EXERCISE DESCRIPTION | Check each line of the records below for the word "加速度向上" and copy those where it appears.

INFORMATION PROVIDED |
+++++

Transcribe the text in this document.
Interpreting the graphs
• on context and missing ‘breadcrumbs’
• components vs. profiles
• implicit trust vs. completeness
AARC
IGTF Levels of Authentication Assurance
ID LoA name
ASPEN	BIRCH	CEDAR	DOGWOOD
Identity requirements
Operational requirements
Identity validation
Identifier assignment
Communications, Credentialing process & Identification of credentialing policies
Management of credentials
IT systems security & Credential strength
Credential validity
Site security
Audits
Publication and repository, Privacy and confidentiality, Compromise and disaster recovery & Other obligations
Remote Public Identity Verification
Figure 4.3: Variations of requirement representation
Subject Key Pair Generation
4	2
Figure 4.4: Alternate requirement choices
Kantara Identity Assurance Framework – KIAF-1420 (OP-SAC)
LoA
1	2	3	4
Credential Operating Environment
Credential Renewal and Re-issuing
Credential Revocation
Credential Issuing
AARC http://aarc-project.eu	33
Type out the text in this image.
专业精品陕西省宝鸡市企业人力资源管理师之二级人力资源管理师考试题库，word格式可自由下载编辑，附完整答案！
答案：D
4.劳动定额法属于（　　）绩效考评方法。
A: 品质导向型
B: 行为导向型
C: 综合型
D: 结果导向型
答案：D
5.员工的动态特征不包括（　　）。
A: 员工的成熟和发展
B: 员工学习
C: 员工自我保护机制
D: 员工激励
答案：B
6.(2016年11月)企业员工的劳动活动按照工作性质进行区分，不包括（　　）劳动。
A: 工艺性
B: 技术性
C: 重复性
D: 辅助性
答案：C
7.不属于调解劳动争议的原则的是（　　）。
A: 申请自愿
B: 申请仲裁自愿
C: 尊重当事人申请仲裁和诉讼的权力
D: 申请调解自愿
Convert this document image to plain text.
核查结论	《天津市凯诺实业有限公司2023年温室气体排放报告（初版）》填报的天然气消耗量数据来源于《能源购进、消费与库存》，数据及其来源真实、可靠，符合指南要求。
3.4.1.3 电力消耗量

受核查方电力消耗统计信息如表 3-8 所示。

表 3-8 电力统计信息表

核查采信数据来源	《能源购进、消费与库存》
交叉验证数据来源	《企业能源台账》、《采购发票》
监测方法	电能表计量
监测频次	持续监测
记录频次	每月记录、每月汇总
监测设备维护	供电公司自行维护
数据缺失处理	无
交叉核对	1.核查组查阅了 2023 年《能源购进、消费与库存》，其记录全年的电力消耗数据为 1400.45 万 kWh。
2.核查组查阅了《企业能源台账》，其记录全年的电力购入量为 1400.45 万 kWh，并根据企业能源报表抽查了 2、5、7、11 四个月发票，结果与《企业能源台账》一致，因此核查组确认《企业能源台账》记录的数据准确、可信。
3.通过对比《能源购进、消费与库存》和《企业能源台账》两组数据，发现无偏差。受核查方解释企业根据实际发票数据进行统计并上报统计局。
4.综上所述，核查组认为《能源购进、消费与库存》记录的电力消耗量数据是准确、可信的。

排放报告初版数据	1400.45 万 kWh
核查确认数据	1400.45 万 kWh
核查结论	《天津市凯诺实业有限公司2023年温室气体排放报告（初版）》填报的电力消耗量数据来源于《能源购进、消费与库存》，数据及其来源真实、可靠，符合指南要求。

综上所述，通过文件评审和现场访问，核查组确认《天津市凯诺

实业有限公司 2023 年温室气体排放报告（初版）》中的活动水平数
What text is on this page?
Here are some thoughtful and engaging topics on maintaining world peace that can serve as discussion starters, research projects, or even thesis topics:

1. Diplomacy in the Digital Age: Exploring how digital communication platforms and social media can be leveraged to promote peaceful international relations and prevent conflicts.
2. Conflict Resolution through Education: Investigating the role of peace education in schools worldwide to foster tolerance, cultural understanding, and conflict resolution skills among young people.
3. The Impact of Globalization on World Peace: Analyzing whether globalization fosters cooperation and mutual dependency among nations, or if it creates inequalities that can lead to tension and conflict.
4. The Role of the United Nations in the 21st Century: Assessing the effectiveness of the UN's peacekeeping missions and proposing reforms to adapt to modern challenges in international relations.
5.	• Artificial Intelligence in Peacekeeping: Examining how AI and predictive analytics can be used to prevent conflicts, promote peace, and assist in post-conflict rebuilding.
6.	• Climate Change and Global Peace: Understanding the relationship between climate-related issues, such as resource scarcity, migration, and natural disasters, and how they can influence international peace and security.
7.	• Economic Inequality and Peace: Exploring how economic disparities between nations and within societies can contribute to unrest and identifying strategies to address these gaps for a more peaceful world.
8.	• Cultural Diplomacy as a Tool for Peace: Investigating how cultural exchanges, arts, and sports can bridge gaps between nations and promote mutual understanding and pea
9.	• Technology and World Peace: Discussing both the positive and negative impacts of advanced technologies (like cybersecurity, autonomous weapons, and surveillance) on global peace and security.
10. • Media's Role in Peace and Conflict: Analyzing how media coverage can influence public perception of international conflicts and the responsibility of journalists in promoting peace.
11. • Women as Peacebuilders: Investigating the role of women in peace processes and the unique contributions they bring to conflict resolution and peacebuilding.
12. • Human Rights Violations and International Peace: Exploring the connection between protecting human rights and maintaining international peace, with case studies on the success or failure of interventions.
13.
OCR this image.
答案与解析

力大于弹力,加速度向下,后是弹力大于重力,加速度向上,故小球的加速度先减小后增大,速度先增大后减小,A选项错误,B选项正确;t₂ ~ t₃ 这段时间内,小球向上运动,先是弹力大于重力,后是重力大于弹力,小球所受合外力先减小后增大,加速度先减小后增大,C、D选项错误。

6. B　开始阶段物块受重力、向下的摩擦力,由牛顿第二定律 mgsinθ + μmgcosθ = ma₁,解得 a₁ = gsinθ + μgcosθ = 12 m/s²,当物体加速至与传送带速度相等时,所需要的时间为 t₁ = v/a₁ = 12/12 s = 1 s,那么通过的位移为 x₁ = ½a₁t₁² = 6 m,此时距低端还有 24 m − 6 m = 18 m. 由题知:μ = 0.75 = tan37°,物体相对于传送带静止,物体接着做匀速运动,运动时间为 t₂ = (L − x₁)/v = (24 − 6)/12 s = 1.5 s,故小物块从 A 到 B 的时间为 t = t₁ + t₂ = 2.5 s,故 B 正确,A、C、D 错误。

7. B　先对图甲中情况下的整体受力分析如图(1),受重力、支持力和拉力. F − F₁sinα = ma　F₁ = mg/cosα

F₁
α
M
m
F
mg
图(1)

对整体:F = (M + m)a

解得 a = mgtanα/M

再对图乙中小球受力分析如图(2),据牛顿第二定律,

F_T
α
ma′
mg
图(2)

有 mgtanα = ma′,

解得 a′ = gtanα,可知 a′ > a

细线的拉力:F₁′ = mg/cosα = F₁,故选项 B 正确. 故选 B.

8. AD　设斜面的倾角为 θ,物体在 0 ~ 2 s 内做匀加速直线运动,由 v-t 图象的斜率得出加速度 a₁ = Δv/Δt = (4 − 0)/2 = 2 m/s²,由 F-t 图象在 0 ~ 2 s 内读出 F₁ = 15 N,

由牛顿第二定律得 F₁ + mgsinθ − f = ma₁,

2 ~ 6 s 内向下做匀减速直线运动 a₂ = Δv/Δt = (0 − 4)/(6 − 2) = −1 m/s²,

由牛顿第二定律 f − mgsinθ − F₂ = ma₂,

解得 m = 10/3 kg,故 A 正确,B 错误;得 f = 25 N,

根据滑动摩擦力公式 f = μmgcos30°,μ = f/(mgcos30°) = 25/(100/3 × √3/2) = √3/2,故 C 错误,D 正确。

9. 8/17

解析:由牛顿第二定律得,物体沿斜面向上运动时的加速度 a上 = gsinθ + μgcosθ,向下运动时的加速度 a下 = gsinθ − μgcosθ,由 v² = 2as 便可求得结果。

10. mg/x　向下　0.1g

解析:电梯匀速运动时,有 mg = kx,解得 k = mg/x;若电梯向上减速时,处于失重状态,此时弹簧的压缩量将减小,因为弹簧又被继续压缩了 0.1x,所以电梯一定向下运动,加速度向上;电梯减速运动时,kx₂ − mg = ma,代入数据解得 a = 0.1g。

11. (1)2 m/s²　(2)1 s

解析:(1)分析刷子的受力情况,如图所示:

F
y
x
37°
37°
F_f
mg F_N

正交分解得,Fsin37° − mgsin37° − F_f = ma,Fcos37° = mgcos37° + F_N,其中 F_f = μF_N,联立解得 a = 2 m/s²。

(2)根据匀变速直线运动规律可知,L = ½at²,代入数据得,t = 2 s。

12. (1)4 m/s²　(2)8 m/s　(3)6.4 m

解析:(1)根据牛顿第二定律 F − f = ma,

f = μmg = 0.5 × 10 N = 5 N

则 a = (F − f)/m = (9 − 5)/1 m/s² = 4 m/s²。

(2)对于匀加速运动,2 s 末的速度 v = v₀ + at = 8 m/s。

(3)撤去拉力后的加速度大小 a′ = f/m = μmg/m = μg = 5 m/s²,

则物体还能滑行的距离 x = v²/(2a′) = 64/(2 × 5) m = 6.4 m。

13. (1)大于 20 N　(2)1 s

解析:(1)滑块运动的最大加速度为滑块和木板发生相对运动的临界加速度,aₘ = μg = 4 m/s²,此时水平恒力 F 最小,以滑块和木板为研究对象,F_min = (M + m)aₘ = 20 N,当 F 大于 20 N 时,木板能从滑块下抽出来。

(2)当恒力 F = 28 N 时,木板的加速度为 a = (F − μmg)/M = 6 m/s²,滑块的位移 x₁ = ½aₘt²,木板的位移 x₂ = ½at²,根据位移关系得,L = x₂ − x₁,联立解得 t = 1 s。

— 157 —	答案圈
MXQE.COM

+++++

RESPONSE |
力大于弹力,加速度向下,后是弹力大于重力,加速度向上,故小球的加速度先减小后增大,速度先增大后减小,A选项错误,B选项正确;t₂ ~ t₃ 这段时间内,小球向上运动,先是弹力大于重力,后是重力大于弹力,小球所受合外力先减小后增大,加速度先减小后增大,C、D选项错误。
解析:电梯匀速运动时,有 mg = kx,解得 k = mg/x;若电梯向上减速时,处于失重状态,此时弹簧的压缩量将减小,因为弹簧又被继续压缩了 0.1x,所以电梯一定向下运动,加速度向上;电梯减速运动时,kx₂ − mg = ma,代入数据解得 a = 0.1g。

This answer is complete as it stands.